>> begin
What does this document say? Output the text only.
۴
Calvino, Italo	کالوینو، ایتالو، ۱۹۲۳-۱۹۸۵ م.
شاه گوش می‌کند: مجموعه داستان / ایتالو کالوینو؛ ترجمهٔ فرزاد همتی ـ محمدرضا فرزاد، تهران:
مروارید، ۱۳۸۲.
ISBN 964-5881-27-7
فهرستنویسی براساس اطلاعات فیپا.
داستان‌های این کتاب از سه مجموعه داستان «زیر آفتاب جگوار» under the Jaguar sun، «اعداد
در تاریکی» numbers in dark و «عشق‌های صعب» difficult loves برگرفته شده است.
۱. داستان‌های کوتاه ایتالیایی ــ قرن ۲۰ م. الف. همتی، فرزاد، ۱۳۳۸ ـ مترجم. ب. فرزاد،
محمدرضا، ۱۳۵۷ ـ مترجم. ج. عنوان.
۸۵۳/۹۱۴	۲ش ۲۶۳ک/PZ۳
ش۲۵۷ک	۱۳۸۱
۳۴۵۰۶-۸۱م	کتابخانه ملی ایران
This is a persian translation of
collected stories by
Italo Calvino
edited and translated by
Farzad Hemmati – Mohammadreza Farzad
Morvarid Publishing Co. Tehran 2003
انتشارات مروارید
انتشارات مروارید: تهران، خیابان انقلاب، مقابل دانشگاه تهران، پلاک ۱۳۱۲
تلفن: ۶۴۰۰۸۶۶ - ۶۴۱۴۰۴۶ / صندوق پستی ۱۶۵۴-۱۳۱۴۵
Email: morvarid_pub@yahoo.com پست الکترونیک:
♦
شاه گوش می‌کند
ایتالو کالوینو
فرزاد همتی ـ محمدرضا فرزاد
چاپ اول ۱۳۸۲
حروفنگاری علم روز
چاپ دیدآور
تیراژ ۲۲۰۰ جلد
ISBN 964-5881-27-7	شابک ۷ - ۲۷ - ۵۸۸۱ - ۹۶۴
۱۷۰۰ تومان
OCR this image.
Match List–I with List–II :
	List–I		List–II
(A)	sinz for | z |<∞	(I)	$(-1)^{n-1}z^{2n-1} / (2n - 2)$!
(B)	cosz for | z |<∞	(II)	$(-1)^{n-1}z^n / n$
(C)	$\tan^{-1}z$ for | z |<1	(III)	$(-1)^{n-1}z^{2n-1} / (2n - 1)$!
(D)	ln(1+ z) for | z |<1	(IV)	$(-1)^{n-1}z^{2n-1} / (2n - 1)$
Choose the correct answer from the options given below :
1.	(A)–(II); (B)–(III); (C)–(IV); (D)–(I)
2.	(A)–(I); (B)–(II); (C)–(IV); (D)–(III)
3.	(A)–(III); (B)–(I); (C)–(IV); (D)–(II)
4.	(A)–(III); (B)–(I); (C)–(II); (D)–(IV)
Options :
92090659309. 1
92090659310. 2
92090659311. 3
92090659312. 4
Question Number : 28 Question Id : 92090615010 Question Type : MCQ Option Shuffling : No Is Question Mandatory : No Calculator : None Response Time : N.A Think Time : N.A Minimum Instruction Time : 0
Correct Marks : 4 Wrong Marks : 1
>> end
Beginning at the line containing "OCR this image.", repeat each line exactly through the last line of the entries, and include no other lines.

OCR this image.
Match List–I with List–II :
	List–I		List–II
(A)	sinz for | z |<∞	(I)	$(-1)^{n-1}z^{2n-1} / (2n - 2)$!
(B)	cosz for | z |<∞	(II)	$(-1)^{n-1}z^n / n$
(C)	$\tan^{-1}z$ for | z |<1	(III)	$(-1)^{n-1}z^{2n-1} / (2n - 1)$!
(D)	ln(1+ z) for | z |<1	(IV)	$(-1)^{n-1}z^{2n-1} / (2n - 1)$
Choose the correct answer from the options given below :
1.	(A)–(II); (B)–(III); (C)–(IV); (D)–(I)
2.	(A)–(I); (B)–(II); (C)–(IV); (D)–(III)
3.	(A)–(III); (B)–(I); (C)–(IV); (D)–(II)
4.	(A)–(III); (B)–(I); (C)–(II); (D)–(IV)
Options :
92090659309. 1
92090659310. 2
92090659311. 3
92090659312. 4
Question Number : 28 Question Id : 92090615010 Question Type : MCQ Option Shuffling : No Is Question Mandatory : No Calculator : None Response Time : N.A Think Time : N.A Minimum Instruction Time : 0
Correct Marks : 4 Wrong Marks : 1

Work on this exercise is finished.